_TO BE DONE_: Check each line of the material below, and copy it if it holds the string "Минздрава".

.....

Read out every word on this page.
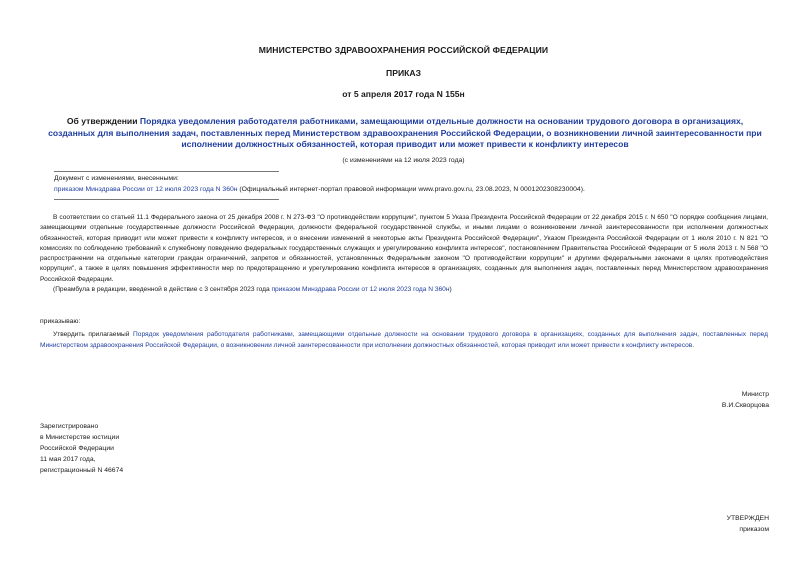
МИНИСТЕРСТВО ЗДРАВООХРАНЕНИЯ РОССИЙСКОЙ ФЕДЕРАЦИИ
ПРИКАЗ
от 5 апреля 2017 года N 155н
Об утверждении Порядка уведомления работодателя работниками, замещающими отдельные должности на основании трудового договора в организациях, созданных для выполнения задач, поставленных перед Министерством здравоохранения Российской Федерации, о возникновении личной заинтересованности при исполнении должностных обязанностей, которая приводит или может привести к конфликту интересов
(с изменениями на 12 июля 2023 года)
Документ с изменениями, внесенными:
приказом Минздрава России от 12 июля 2023 года N 360н (Официальный интернет-портал правовой информации www.pravo.gov.ru, 23.08.2023, N 0001202308230004).

В соответствии со статьей 11.1 Федерального закона от 25 декабря 2008 г. N 273-ФЗ "О противодействии коррупции", пунктом 5 Указа Президента Российской Федерации от 22 декабря 2015 г. N 650 "О порядке сообщения лицами, замещающими отдельные государственные должности Российской Федерации, должности федеральной государственной службы, и иными лицами о возникновении личной заинтересованности при исполнении должностных обязанностей, которая приводит или может привести к конфликту интересов, и о внесении изменений в некоторые акты Президента Российской Федерации", Указом Президента Российской Федерации от 1 июля 2010 г. N 821 "О комиссиях по соблюдению требований к служебному поведению федеральных государственных служащих и урегулированию конфликта интересов", постановлением Правительства Российской Федерации от 5 июля 2013 г. N 568 "О распространении на отдельные категории граждан ограничений, запретов и обязанностей, установленных Федеральным законом "О противодействии коррупции" и другими федеральными законами в целях противодействия коррупции", а также в целях повышения эффективности мер по предотвращению и урегулированию конфликта интересов в организациях, созданных для выполнения задач, поставленных перед Министерством здравоохранения Российской Федерации.

(Преамбула в редакции, введенной в действие с 3 сентября 2023 года приказом Минздрава России от 12 июля 2023 года N 360н)

приказываю:
Утвердить прилагаемый Порядок уведомления работодателя работниками, замещающими отдельные должности на основании трудового договора в организациях, созданных для выполнения задач, поставленных перед Министерством здравоохранения Российской Федерации, о возникновении личной заинтересованности при исполнении должностных обязанностей, которая приводит или может привести к конфликту интересов.
Министр
В.И.Скворцова
Зарегистрировано
в Министерстве юстиции
Российской Федерации
11 мая 2017 года,
регистрационный N 46674
УТВЕРЖДЕН
приказом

.....

_EXERCISE ANSWER_:
приказом Минздрава России от 12 июля 2023 года N 360н (Официальный интернет-портал правовой информации www.pravo.gov.ru, 23.08.2023, N 0001202308230004).
(Преамбула в редакции, введенной в действие с 3 сентября 2023 года приказом Минздрава России от 12 июля 2023 года N 360н)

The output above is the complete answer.